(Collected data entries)
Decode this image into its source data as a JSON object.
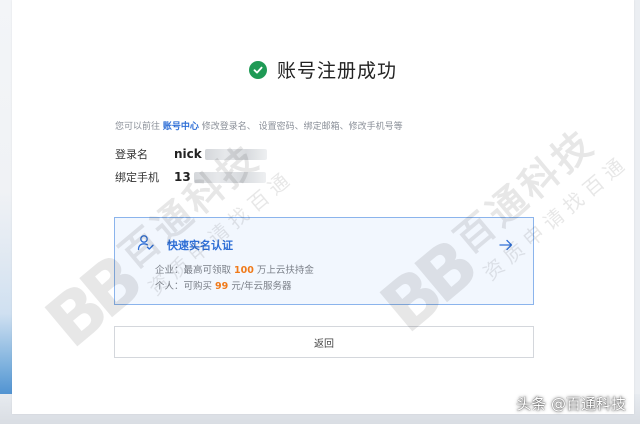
{
  "page": {
    "title": "账号注册成功",
    "hint_prefix": "您可以前往",
    "hint_link": "账号中心",
    "hint_suffix": "修改登录名、 设置密码、绑定邮箱、修改手机号等"
  },
  "account": {
    "login_label": "登录名",
    "login_value": "nick",
    "phone_label": "绑定手机",
    "phone_value": "13"
  },
  "verify_card": {
    "title": "快速实名认证",
    "enterprise_prefix": "企业：最高可领取",
    "enterprise_amount": "100",
    "enterprise_suffix": "万上云扶持金",
    "personal_prefix": "个人：可购买",
    "personal_amount": "99",
    "personal_suffix": "元/年云服务器"
  },
  "actions": {
    "back_label": "返回"
  },
  "watermark": {
    "logo": "BB",
    "company": "百通科技",
    "slogan": "资质申请找百通"
  },
  "footer": {
    "credit": "头条 @百通科技"
  },
  "colors": {
    "success_green": "#1f9a55",
    "link_blue": "#2f6fd6",
    "highlight_orange": "#f07a1a",
    "card_border": "#8bb4ec",
    "card_bg": "#f2f7fe"
  },
  "icons": {
    "success": "check-circle-icon",
    "verify": "user-check-icon",
    "go": "arrow-right-icon"
  }
}
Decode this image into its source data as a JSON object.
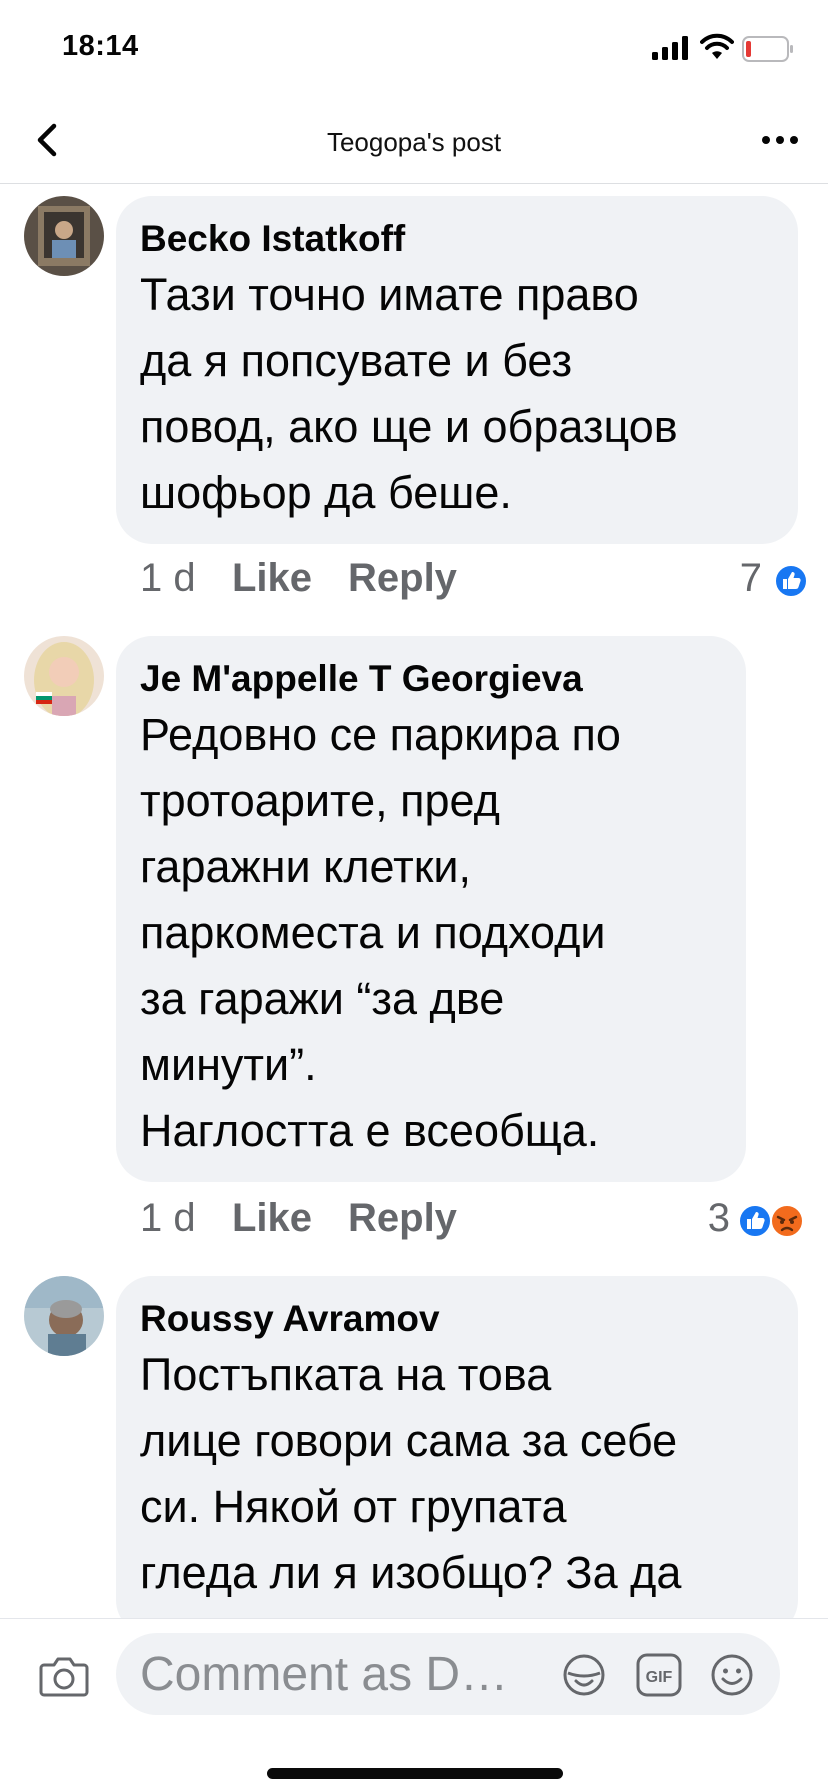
{
  "status_bar": {
    "time": "18:14"
  },
  "header": {
    "title": "Teogopa's post"
  },
  "comments": [
    {
      "author": "Becko Istatkoff",
      "text": "Тази точно имате право\nда я попсувате и без\nповод, ако ще и образцов\nшофьор да беше.",
      "time": "1 d",
      "like_label": "Like",
      "reply_label": "Reply",
      "reaction_count": "7",
      "reactions": [
        "like-icon"
      ]
    },
    {
      "author": "Je M'appelle T Georgieva",
      "text": "Редовно се паркира по\nтротоарите, пред\nгаражни клетки,\nпаркоместа и подходи\nза гаражи “за две\nминути”.\nНаглостта е всеобща.",
      "time": "1 d",
      "like_label": "Like",
      "reply_label": "Reply",
      "reaction_count": "3",
      "reactions": [
        "like-icon",
        "angry-icon"
      ]
    },
    {
      "author": "Roussy Avramov",
      "text": "Постъпката на това\nлице говори сама за себе\nси. Някой от групата\nгледа ли я изобщо? За да",
      "time": "",
      "like_label": "",
      "reply_label": ""
    }
  ],
  "composer": {
    "placeholder": "Comment as D…",
    "icons": [
      "camera-icon",
      "sticker-icon",
      "gif-icon",
      "emoji-icon"
    ],
    "gif_label": "GIF"
  },
  "colors": {
    "bubble": "#f0f2f5",
    "meta_text": "#65676b",
    "like_blue": "#1877f2",
    "angry_orange": "#f26b1d"
  }
}
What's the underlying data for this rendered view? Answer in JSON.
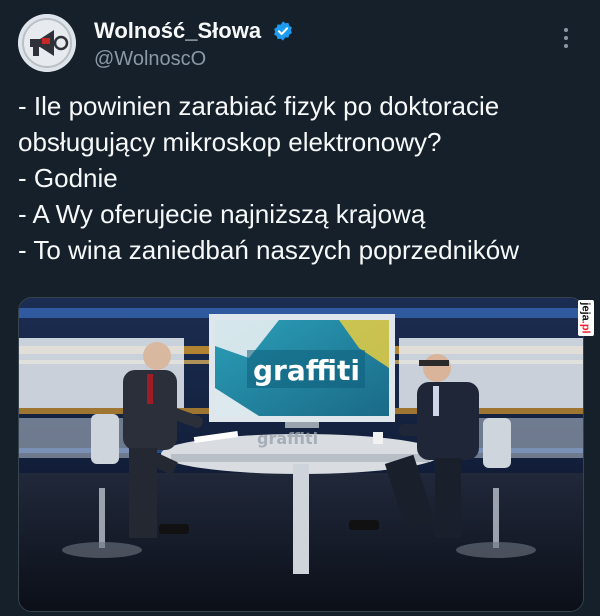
{
  "author": {
    "display_name": "Wolność_Słowa",
    "handle": "@WolnoscO",
    "verified": true
  },
  "tweet": {
    "lines": [
      "- Ile powinien zarabiać fizyk po doktoracie",
      "obsługujący mikroskop elektronowy?",
      "- Godnie",
      "- A Wy oferujecie najniższą krajową",
      "- To wina zaniedbań naszych poprzedników"
    ]
  },
  "media": {
    "screen_logo": "graffiti",
    "desk_text": "graffiti"
  },
  "watermark": {
    "text": "jeja",
    "suffix": ".pl"
  },
  "colors": {
    "background": "#15202b",
    "verified_badge": "#1d9bf0",
    "muted_text": "#8b98a5"
  },
  "icons": {
    "more": "more-vertical-icon",
    "verified": "verified-badge-icon",
    "avatar": "megaphone-icon"
  }
}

§ Aim:
Using the records above, output their complete text exactly, minus any images.

§ Written response:
Decode this image into its source data as a JSON object.
{
  "page": {
    "title": "账号注册成功",
    "hint_prefix": "您可以前往",
    "hint_link": "账号中心",
    "hint_suffix": "修改登录名、 设置密码、绑定邮箱、修改手机号等"
  },
  "account": {
    "login_label": "登录名",
    "login_value": "nick",
    "phone_label": "绑定手机",
    "phone_value": "13"
  },
  "verify_card": {
    "title": "快速实名认证",
    "enterprise_prefix": "企业：最高可领取",
    "enterprise_amount": "100",
    "enterprise_suffix": "万上云扶持金",
    "personal_prefix": "个人：可购买",
    "personal_amount": "99",
    "personal_suffix": "元/年云服务器"
  },
  "actions": {
    "back_label": "返回"
  },
  "watermark": {
    "logo": "BB",
    "company": "百通科技",
    "slogan": "资质申请找百通"
  },
  "footer": {
    "credit": "头条 @百通科技"
  },
  "colors": {
    "success_green": "#1f9a55",
    "link_blue": "#2f6fd6",
    "highlight_orange": "#f07a1a",
    "card_border": "#8bb4ec",
    "card_bg": "#f2f7fe"
  },
  "icons": {
    "success": "check-circle-icon",
    "verify": "user-check-icon",
    "go": "arrow-right-icon"
  }
}
Decode this image into its source data as a JSON object.
{
  "status_bar": {
    "time": "18:14"
  },
  "header": {
    "title": "Teogopa's post"
  },
  "comments": [
    {
      "author": "Becko Istatkoff",
      "text": "Тази точно имате право\nда я попсувате и без\nповод, ако ще и образцов\nшофьор да беше.",
      "time": "1 d",
      "like_label": "Like",
      "reply_label": "Reply",
      "reaction_count": "7",
      "reactions": [
        "like-icon"
      ]
    },
    {
      "author": "Je M'appelle T Georgieva",
      "text": "Редовно се паркира по\nтротоарите, пред\nгаражни клетки,\nпаркоместа и подходи\nза гаражи “за две\nминути”.\nНаглостта е всеобща.",
      "time": "1 d",
      "like_label": "Like",
      "reply_label": "Reply",
      "reaction_count": "3",
      "reactions": [
        "like-icon",
        "angry-icon"
      ]
    },
    {
      "author": "Roussy Avramov",
      "text": "Постъпката на това\nлице говори сама за себе\nси. Някой от групата\nгледа ли я изобщо? За да",
      "time": "",
      "like_label": "",
      "reply_label": ""
    }
  ],
  "composer": {
    "placeholder": "Comment as D…",
    "icons": [
      "camera-icon",
      "sticker-icon",
      "gif-icon",
      "emoji-icon"
    ],
    "gif_label": "GIF"
  },
  "colors": {
    "bubble": "#f0f2f5",
    "meta_text": "#65676b",
    "like_blue": "#1877f2",
    "angry_orange": "#f26b1d"
  }
}
What's the underlying data for this rendered view? Answer in JSON.
{
  "author": {
    "display_name": "Wolność_Słowa",
    "handle": "@WolnoscO",
    "verified": true
  },
  "tweet": {
    "lines": [
      "- Ile powinien zarabiać fizyk po doktoracie",
      "obsługujący mikroskop elektronowy?",
      "- Godnie",
      "- A Wy oferujecie najniższą krajową",
      "- To wina zaniedbań naszych poprzedników"
    ]
  },
  "media": {
    "screen_logo": "graffiti",
    "desk_text": "graffiti"
  },
  "watermark": {
    "text": "jeja",
    "suffix": ".pl"
  },
  "colors": {
    "background": "#15202b",
    "verified_badge": "#1d9bf0",
    "muted_text": "#8b98a5"
  },
  "icons": {
    "more": "more-vertical-icon",
    "verified": "verified-badge-icon",
    "avatar": "megaphone-icon"
  }
}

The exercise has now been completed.